_RECORDS TO PROCESS_.

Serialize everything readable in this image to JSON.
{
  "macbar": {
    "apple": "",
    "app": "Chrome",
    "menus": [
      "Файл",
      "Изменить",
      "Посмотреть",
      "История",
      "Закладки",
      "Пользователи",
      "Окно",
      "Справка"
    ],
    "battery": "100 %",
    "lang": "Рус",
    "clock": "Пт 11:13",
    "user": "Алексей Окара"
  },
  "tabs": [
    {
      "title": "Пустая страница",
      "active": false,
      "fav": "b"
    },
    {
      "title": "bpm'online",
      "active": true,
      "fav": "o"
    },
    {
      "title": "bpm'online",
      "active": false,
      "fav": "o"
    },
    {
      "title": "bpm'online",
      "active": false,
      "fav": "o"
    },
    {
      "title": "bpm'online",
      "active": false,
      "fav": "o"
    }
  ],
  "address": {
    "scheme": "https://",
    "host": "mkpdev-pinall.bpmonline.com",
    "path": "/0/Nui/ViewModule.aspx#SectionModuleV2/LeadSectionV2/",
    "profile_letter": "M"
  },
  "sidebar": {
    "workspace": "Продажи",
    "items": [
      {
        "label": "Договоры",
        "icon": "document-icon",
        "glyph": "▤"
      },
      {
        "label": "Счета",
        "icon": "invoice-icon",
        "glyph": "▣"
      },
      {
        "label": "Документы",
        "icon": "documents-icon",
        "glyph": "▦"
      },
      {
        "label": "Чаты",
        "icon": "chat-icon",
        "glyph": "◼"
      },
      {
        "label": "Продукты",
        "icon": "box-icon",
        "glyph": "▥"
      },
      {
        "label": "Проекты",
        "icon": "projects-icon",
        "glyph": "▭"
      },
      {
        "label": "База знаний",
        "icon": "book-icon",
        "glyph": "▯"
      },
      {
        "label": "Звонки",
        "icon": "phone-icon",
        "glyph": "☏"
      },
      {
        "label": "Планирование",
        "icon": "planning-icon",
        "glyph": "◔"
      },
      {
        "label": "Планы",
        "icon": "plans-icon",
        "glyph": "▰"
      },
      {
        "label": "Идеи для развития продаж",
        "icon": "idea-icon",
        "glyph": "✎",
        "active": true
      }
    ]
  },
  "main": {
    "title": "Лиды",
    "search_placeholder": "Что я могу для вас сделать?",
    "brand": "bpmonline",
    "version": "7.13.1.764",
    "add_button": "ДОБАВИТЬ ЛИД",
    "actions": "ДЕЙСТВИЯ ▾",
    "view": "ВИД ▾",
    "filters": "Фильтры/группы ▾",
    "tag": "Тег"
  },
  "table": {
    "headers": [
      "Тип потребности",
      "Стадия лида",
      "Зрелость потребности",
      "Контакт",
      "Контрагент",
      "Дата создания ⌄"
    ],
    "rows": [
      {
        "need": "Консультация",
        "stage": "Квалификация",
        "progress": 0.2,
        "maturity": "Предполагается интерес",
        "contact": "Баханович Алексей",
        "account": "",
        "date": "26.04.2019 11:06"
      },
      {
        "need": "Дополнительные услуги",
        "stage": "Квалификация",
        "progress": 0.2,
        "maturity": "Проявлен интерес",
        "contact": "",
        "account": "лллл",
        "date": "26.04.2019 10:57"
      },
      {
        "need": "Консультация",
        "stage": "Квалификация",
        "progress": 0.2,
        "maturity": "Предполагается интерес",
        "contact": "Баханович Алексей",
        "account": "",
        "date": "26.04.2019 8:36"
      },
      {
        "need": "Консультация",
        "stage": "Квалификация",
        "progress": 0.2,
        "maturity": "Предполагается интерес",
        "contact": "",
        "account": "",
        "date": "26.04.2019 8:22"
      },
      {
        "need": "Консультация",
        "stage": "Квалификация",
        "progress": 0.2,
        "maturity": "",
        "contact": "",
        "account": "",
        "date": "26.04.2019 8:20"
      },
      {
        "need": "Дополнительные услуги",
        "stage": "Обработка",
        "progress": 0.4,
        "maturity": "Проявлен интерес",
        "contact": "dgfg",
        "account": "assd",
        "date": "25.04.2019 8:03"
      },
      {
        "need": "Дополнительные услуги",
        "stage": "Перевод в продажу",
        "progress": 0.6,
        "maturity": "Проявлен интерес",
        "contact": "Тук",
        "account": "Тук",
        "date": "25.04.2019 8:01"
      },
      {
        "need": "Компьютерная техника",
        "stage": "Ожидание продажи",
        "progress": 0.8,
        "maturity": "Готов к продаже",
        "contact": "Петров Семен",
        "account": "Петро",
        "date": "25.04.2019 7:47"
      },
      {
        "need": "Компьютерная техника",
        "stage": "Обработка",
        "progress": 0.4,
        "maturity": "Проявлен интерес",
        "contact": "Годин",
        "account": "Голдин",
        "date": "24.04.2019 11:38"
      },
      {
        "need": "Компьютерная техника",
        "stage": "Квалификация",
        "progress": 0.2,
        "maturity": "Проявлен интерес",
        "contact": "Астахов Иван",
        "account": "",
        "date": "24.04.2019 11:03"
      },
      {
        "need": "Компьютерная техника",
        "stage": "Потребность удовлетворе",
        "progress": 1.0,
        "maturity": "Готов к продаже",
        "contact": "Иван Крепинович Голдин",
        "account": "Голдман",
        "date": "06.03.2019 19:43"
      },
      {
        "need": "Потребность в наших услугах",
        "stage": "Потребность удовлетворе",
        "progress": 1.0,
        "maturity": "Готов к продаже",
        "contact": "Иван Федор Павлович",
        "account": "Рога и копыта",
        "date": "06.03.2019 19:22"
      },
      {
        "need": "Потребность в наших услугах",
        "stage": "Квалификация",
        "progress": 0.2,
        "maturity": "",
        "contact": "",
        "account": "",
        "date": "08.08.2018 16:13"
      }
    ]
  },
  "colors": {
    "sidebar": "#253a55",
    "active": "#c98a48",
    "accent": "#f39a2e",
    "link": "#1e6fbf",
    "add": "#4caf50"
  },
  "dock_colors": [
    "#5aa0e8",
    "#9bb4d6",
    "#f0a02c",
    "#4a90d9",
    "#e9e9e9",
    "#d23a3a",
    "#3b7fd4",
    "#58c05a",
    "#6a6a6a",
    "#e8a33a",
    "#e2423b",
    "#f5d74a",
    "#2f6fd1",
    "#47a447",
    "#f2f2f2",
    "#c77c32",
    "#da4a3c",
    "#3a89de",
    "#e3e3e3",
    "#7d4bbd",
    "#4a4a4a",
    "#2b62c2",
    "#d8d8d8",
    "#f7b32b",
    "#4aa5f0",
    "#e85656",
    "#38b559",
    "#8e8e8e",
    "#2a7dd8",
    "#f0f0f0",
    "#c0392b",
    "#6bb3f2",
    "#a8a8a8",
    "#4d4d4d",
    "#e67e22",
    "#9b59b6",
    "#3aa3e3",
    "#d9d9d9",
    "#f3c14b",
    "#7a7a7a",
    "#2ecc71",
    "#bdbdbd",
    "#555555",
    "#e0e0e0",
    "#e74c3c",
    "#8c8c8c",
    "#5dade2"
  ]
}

_EXERCISE_. Output every entry shown above, exactly.

_EXERCISE ANSWER_.
Serialize everything readable in this image to JSON.
{
  "macbar": {
    "apple": "",
    "app": "Chrome",
    "menus": [
      "Файл",
      "Изменить",
      "Посмотреть",
      "История",
      "Закладки",
      "Пользователи",
      "Окно",
      "Справка"
    ],
    "battery": "100 %",
    "lang": "Рус",
    "clock": "Пт 11:13",
    "user": "Алексей Окара"
  },
  "tabs": [
    {
      "title": "Пустая страница",
      "active": false,
      "fav": "b"
    },
    {
      "title": "bpm'online",
      "active": true,
      "fav": "o"
    },
    {
      "title": "bpm'online",
      "active": false,
      "fav": "o"
    },
    {
      "title": "bpm'online",
      "active": false,
      "fav": "o"
    },
    {
      "title": "bpm'online",
      "active": false,
      "fav": "o"
    }
  ],
  "address": {
    "scheme": "https://",
    "host": "mkpdev-pinall.bpmonline.com",
    "path": "/0/Nui/ViewModule.aspx#SectionModuleV2/LeadSectionV2/",
    "profile_letter": "M"
  },
  "sidebar": {
    "workspace": "Продажи",
    "items": [
      {
        "label": "Договоры",
        "icon": "document-icon",
        "glyph": "▤"
      },
      {
        "label": "Счета",
        "icon": "invoice-icon",
        "glyph": "▣"
      },
      {
        "label": "Документы",
        "icon": "documents-icon",
        "glyph": "▦"
      },
      {
        "label": "Чаты",
        "icon": "chat-icon",
        "glyph": "◼"
      },
      {
        "label": "Продукты",
        "icon": "box-icon",
        "glyph": "▥"
      },
      {
        "label": "Проекты",
        "icon": "projects-icon",
        "glyph": "▭"
      },
      {
        "label": "База знаний",
        "icon": "book-icon",
        "glyph": "▯"
      },
      {
        "label": "Звонки",
        "icon": "phone-icon",
        "glyph": "☏"
      },
      {
        "label": "Планирование",
        "icon": "planning-icon",
        "glyph": "◔"
      },
      {
        "label": "Планы",
        "icon": "plans-icon",
        "glyph": "▰"
      },
      {
        "label": "Идеи для развития продаж",
        "icon": "idea-icon",
        "glyph": "✎",
        "active": true
      }
    ]
  },
  "main": {
    "title": "Лиды",
    "search_placeholder": "Что я могу для вас сделать?",
    "brand": "bpmonline",
    "version": "7.13.1.764",
    "add_button": "ДОБАВИТЬ ЛИД",
    "actions": "ДЕЙСТВИЯ ▾",
    "view": "ВИД ▾",
    "filters": "Фильтры/группы ▾",
    "tag": "Тег"
  },
  "table": {
    "headers": [
      "Тип потребности",
      "Стадия лида",
      "Зрелость потребности",
      "Контакт",
      "Контрагент",
      "Дата создания ⌄"
    ],
    "rows": [
      {
        "need": "Консультация",
        "stage": "Квалификация",
        "progress": 0.2,
        "maturity": "Предполагается интерес",
        "contact": "Баханович Алексей",
        "account": "",
        "date": "26.04.2019 11:06"
      },
      {
        "need": "Дополнительные услуги",
        "stage": "Квалификация",
        "progress": 0.2,
        "maturity": "Проявлен интерес",
        "contact": "",
        "account": "лллл",
        "date": "26.04.2019 10:57"
      },
      {
        "need": "Консультация",
        "stage": "Квалификация",
        "progress": 0.2,
        "maturity": "Предполагается интерес",
        "contact": "Баханович Алексей",
        "account": "",
        "date": "26.04.2019 8:36"
      },
      {
        "need": "Консультация",
        "stage": "Квалификация",
        "progress": 0.2,
        "maturity": "Предполагается интерес",
        "contact": "",
        "account": "",
        "date": "26.04.2019 8:22"
      },
      {
        "need": "Консультация",
        "stage": "Квалификация",
        "progress": 0.2,
        "maturity": "",
        "contact": "",
        "account": "",
        "date": "26.04.2019 8:20"
      },
      {
        "need": "Дополнительные услуги",
        "stage": "Обработка",
        "progress": 0.4,
        "maturity": "Проявлен интерес",
        "contact": "dgfg",
        "account": "assd",
        "date": "25.04.2019 8:03"
      },
      {
        "need": "Дополнительные услуги",
        "stage": "Перевод в продажу",
        "progress": 0.6,
        "maturity": "Проявлен интерес",
        "contact": "Тук",
        "account": "Тук",
        "date": "25.04.2019 8:01"
      },
      {
        "need": "Компьютерная техника",
        "stage": "Ожидание продажи",
        "progress": 0.8,
        "maturity": "Готов к продаже",
        "contact": "Петров Семен",
        "account": "Петро",
        "date": "25.04.2019 7:47"
      },
      {
        "need": "Компьютерная техника",
        "stage": "Обработка",
        "progress": 0.4,
        "maturity": "Проявлен интерес",
        "contact": "Годин",
        "account": "Голдин",
        "date": "24.04.2019 11:38"
      },
      {
        "need": "Компьютерная техника",
        "stage": "Квалификация",
        "progress": 0.2,
        "maturity": "Проявлен интерес",
        "contact": "Астахов Иван",
        "account": "",
        "date": "24.04.2019 11:03"
      },
      {
        "need": "Компьютерная техника",
        "stage": "Потребность удовлетворе",
        "progress": 1.0,
        "maturity": "Готов к продаже",
        "contact": "Иван Крепинович Голдин",
        "account": "Голдман",
        "date": "06.03.2019 19:43"
      },
      {
        "need": "Потребность в наших услугах",
        "stage": "Потребность удовлетворе",
        "progress": 1.0,
        "maturity": "Готов к продаже",
        "contact": "Иван Федор Павлович",
        "account": "Рога и копыта",
        "date": "06.03.2019 19:22"
      },
      {
        "need": "Потребность в наших услугах",
        "stage": "Квалификация",
        "progress": 0.2,
        "maturity": "",
        "contact": "",
        "account": "",
        "date": "08.08.2018 16:13"
      }
    ]
  },
  "colors": {
    "sidebar": "#253a55",
    "active": "#c98a48",
    "accent": "#f39a2e",
    "link": "#1e6fbf",
    "add": "#4caf50"
  },
  "dock_colors": [
    "#5aa0e8",
    "#9bb4d6",
    "#f0a02c",
    "#4a90d9",
    "#e9e9e9",
    "#d23a3a",
    "#3b7fd4",
    "#58c05a",
    "#6a6a6a",
    "#e8a33a",
    "#e2423b",
    "#f5d74a",
    "#2f6fd1",
    "#47a447",
    "#f2f2f2",
    "#c77c32",
    "#da4a3c",
    "#3a89de",
    "#e3e3e3",
    "#7d4bbd",
    "#4a4a4a",
    "#2b62c2",
    "#d8d8d8",
    "#f7b32b",
    "#4aa5f0",
    "#e85656",
    "#38b559",
    "#8e8e8e",
    "#2a7dd8",
    "#f0f0f0",
    "#c0392b",
    "#6bb3f2",
    "#a8a8a8",
    "#4d4d4d",
    "#e67e22",
    "#9b59b6",
    "#3aa3e3",
    "#d9d9d9",
    "#f3c14b",
    "#7a7a7a",
    "#2ecc71",
    "#bdbdbd",
    "#555555",
    "#e0e0e0",
    "#e74c3c",
    "#8c8c8c",
    "#5dade2"
  ]
}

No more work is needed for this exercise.